Collection entries
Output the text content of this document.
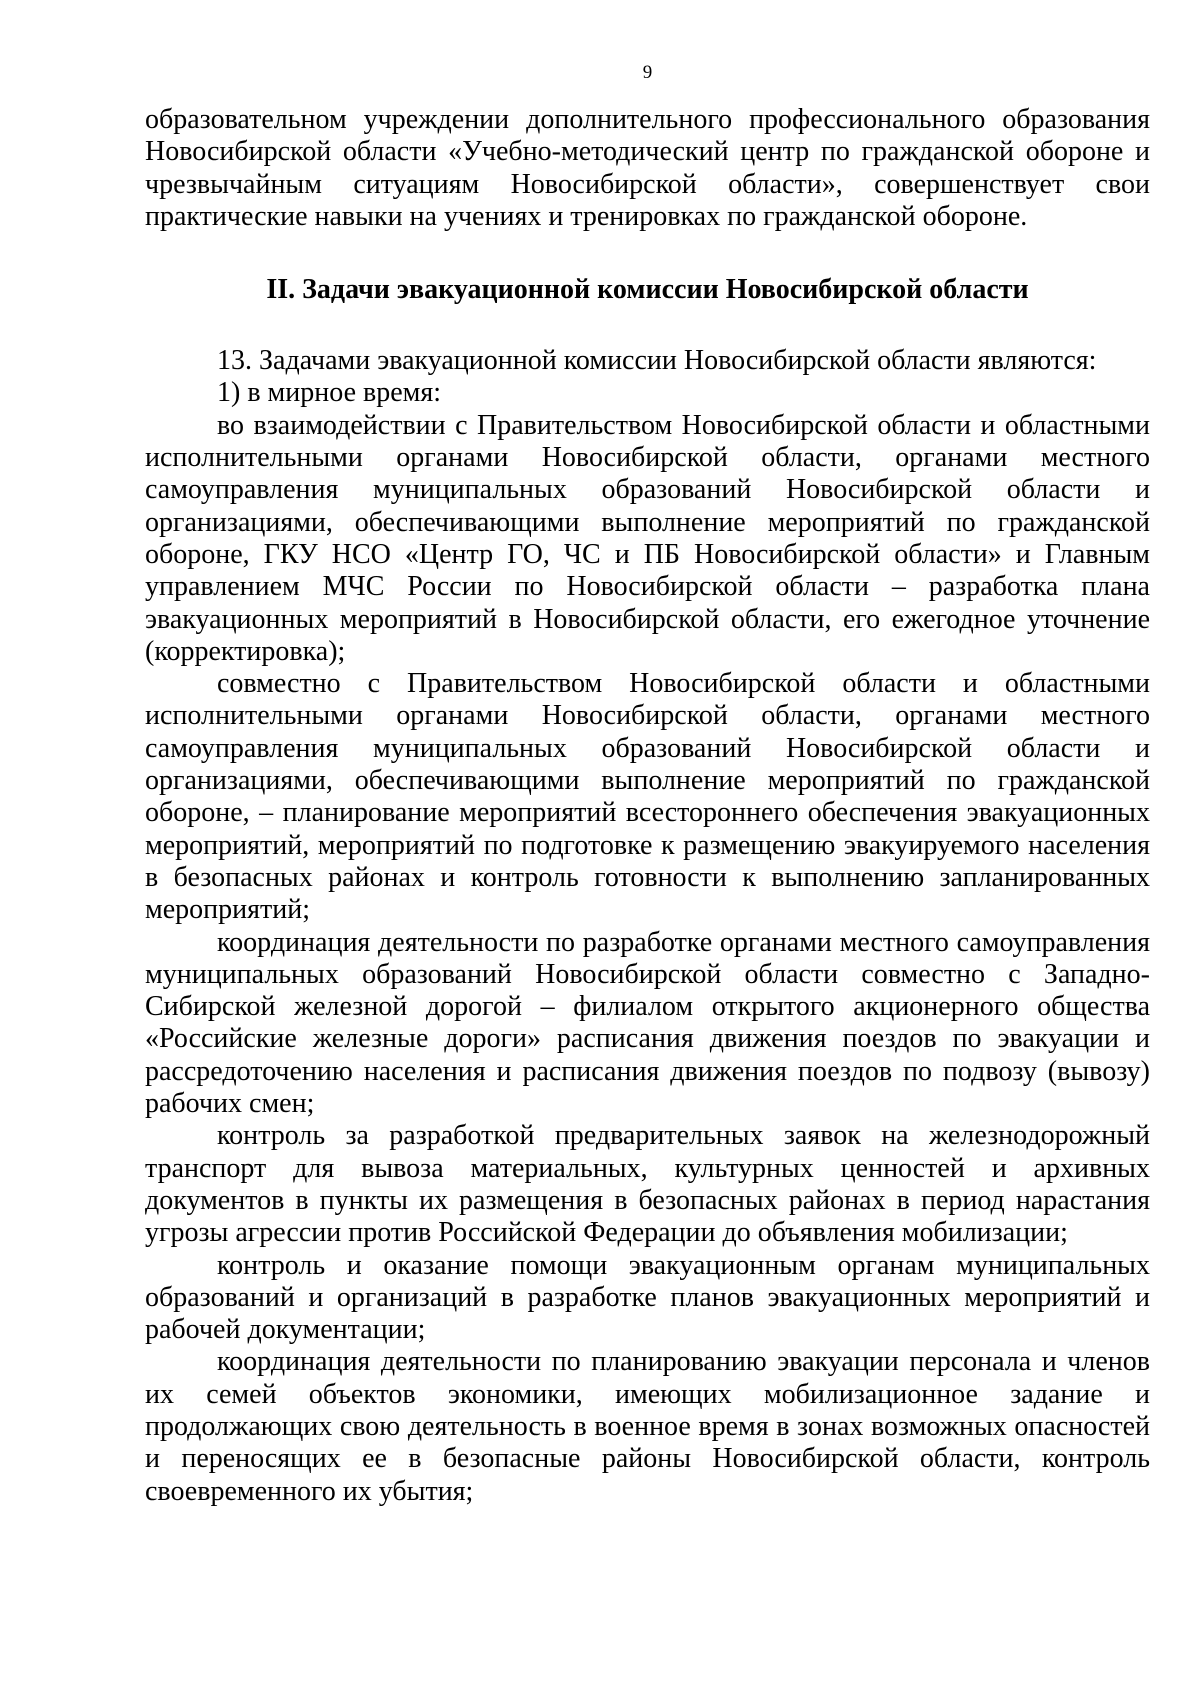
9

образовательном учреждении дополнительного профессионального образования Новосибирской области «Учебно-методический центр по гражданской обороне и чрезвычайным ситуациям Новосибирской области», совершенствует свои практические навыки на учениях и тренировках по гражданской обороне.

II. Задачи эвакуационной комиссии Новосибирской области

13. Задачами эвакуационной комиссии Новосибирской области являются:

1) в мирное время:

во взаимодействии с Правительством Новосибирской области и областными исполнительными органами Новосибирской области, органами местного самоуправления муниципальных образований Новосибирской области и организациями, обеспечивающими выполнение мероприятий по гражданской обороне, ГКУ НСО «Центр ГО, ЧС и ПБ Новосибирской области» и Главным управлением МЧС России по Новосибирской области – разработка плана эвакуационных мероприятий в Новосибирской области, его ежегодное уточнение (корректировка);

совместно с Правительством Новосибирской области и областными исполнительными органами Новосибирской области, органами местного самоуправления муниципальных образований Новосибирской области и организациями, обеспечивающими выполнение мероприятий по гражданской обороне, – планирование мероприятий всестороннего обеспечения эвакуационных мероприятий, мероприятий по подготовке к размещению эвакуируемого населения в безопасных районах и контроль готовности к выполнению запланированных мероприятий;

координация деятельности по разработке органами местного самоуправления муниципальных образований Новосибирской области совместно с Западно-Сибирской железной дорогой – филиалом открытого акционерного общества «Российские железные дороги» расписания движения поездов по эвакуации и рассредоточению населения и расписания движения поездов по подвозу (вывозу) рабочих смен;

контроль за разработкой предварительных заявок на железнодорожный транспорт для вывоза материальных, культурных ценностей и архивных документов в пункты их размещения в безопасных районах в период нарастания угрозы агрессии против Российской Федерации до объявления мобилизации;

контроль и оказание помощи эвакуационным органам муниципальных образований и организаций в разработке планов эвакуационных мероприятий и рабочей документации;

координация деятельности по планированию эвакуации персонала и членов их семей объектов экономики, имеющих мобилизационное задание и продолжающих свою деятельность в военное время в зонах возможных опасностей и переносящих ее в безопасные районы Новосибирской области, контроль своевременного их убытия;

» **Job**
Go through the entries and return each line where the word "исполнительными" appears.

» **Written response**
во взаимодействии с Правительством Новосибирской области и областными исполнительными органами Новосибирской области, органами местного самоуправления муниципальных образований Новосибирской области и организациями, обеспечивающими выполнение мероприятий по гражданской обороне, ГКУ НСО «Центр ГО, ЧС и ПБ Новосибирской области» и Главным управлением МЧС России по Новосибирской области – разработка плана эвакуационных мероприятий в Новосибирской области, его ежегодное уточнение (корректировка);
совместно с Правительством Новосибирской области и областными исполнительными органами Новосибирской области, органами местного самоуправления муниципальных образований Новосибирской области и организациями, обеспечивающими выполнение мероприятий по гражданской обороне, – планирование мероприятий всестороннего обеспечения эвакуационных мероприятий, мероприятий по подготовке к размещению эвакуируемого населения в безопасных районах и контроль готовности к выполнению запланированных мероприятий;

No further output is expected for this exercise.